**Exercise objective**
Return every line of the records below verbatim, with no pictures in the copy.

[Data items]

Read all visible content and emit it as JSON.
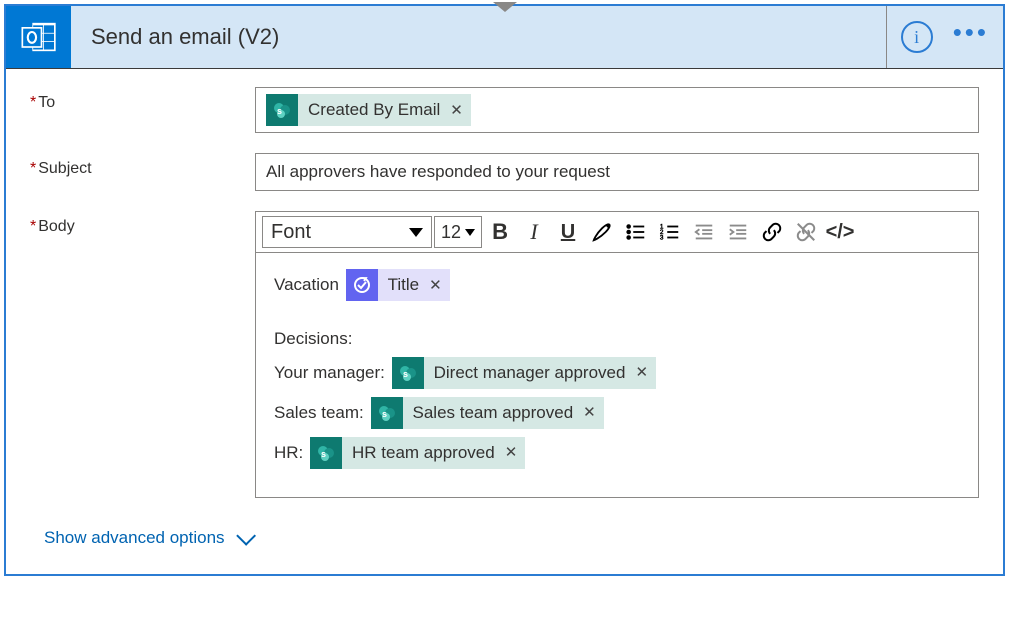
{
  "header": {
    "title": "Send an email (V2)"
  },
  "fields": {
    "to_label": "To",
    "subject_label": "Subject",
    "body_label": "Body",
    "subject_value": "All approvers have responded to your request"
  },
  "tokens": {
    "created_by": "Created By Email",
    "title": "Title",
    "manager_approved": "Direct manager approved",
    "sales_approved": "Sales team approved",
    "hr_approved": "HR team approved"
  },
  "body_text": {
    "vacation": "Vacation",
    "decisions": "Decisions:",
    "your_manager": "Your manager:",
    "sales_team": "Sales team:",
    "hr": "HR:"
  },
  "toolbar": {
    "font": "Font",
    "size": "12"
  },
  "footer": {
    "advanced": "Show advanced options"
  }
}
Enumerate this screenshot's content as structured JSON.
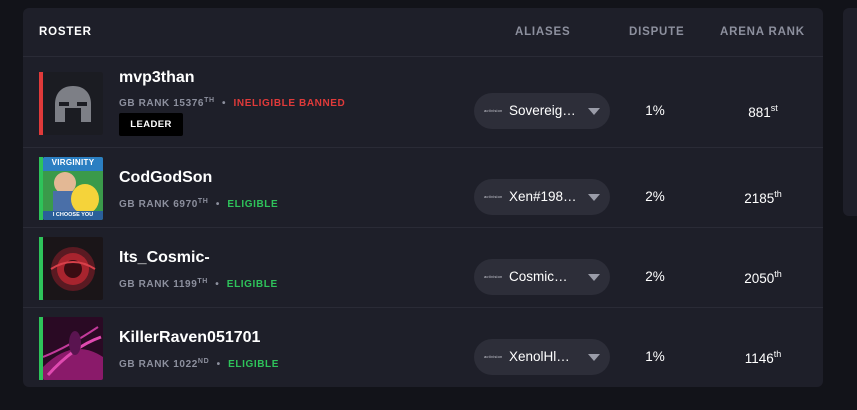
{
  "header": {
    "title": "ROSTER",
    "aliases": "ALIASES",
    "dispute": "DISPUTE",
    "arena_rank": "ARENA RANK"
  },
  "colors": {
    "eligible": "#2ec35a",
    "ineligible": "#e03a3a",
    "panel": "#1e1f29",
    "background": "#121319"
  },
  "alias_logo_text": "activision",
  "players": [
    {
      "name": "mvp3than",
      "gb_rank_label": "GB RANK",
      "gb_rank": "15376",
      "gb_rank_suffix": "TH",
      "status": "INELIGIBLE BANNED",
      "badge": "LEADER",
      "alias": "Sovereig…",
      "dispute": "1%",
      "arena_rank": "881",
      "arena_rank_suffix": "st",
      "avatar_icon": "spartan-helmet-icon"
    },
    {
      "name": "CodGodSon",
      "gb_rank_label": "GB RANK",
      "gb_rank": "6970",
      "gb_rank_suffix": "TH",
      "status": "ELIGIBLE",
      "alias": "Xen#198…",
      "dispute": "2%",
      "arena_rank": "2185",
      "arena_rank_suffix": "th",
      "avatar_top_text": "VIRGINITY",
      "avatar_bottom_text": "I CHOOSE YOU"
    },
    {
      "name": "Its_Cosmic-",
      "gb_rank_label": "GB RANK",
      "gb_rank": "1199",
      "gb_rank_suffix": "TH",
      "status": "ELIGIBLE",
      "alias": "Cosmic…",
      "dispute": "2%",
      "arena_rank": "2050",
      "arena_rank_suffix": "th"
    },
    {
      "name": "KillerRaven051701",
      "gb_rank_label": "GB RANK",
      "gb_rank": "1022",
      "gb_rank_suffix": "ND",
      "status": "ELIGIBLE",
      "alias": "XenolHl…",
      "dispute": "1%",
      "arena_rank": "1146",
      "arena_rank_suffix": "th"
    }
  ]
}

**Answer**
Read all visible content and emit it as JSON.
{
  "header": {
    "title": "Send an email (V2)"
  },
  "fields": {
    "to_label": "To",
    "subject_label": "Subject",
    "body_label": "Body",
    "subject_value": "All approvers have responded to your request"
  },
  "tokens": {
    "created_by": "Created By Email",
    "title": "Title",
    "manager_approved": "Direct manager approved",
    "sales_approved": "Sales team approved",
    "hr_approved": "HR team approved"
  },
  "body_text": {
    "vacation": "Vacation",
    "decisions": "Decisions:",
    "your_manager": "Your manager:",
    "sales_team": "Sales team:",
    "hr": "HR:"
  },
  "toolbar": {
    "font": "Font",
    "size": "12"
  },
  "footer": {
    "advanced": "Show advanced options"
  }
}
Enumerate this screenshot's content as structured JSON.
{
  "header": {
    "title": "ROSTER",
    "aliases": "ALIASES",
    "dispute": "DISPUTE",
    "arena_rank": "ARENA RANK"
  },
  "colors": {
    "eligible": "#2ec35a",
    "ineligible": "#e03a3a",
    "panel": "#1e1f29",
    "background": "#121319"
  },
  "alias_logo_text": "activision",
  "players": [
    {
      "name": "mvp3than",
      "gb_rank_label": "GB RANK",
      "gb_rank": "15376",
      "gb_rank_suffix": "TH",
      "status": "INELIGIBLE BANNED",
      "badge": "LEADER",
      "alias": "Sovereig…",
      "dispute": "1%",
      "arena_rank": "881",
      "arena_rank_suffix": "st",
      "avatar_icon": "spartan-helmet-icon"
    },
    {
      "name": "CodGodSon",
      "gb_rank_label": "GB RANK",
      "gb_rank": "6970",
      "gb_rank_suffix": "TH",
      "status": "ELIGIBLE",
      "alias": "Xen#198…",
      "dispute": "2%",
      "arena_rank": "2185",
      "arena_rank_suffix": "th",
      "avatar_top_text": "VIRGINITY",
      "avatar_bottom_text": "I CHOOSE YOU"
    },
    {
      "name": "Its_Cosmic-",
      "gb_rank_label": "GB RANK",
      "gb_rank": "1199",
      "gb_rank_suffix": "TH",
      "status": "ELIGIBLE",
      "alias": "Cosmic…",
      "dispute": "2%",
      "arena_rank": "2050",
      "arena_rank_suffix": "th"
    },
    {
      "name": "KillerRaven051701",
      "gb_rank_label": "GB RANK",
      "gb_rank": "1022",
      "gb_rank_suffix": "ND",
      "status": "ELIGIBLE",
      "alias": "XenolHl…",
      "dispute": "1%",
      "arena_rank": "1146",
      "arena_rank_suffix": "th"
    }
  ]
}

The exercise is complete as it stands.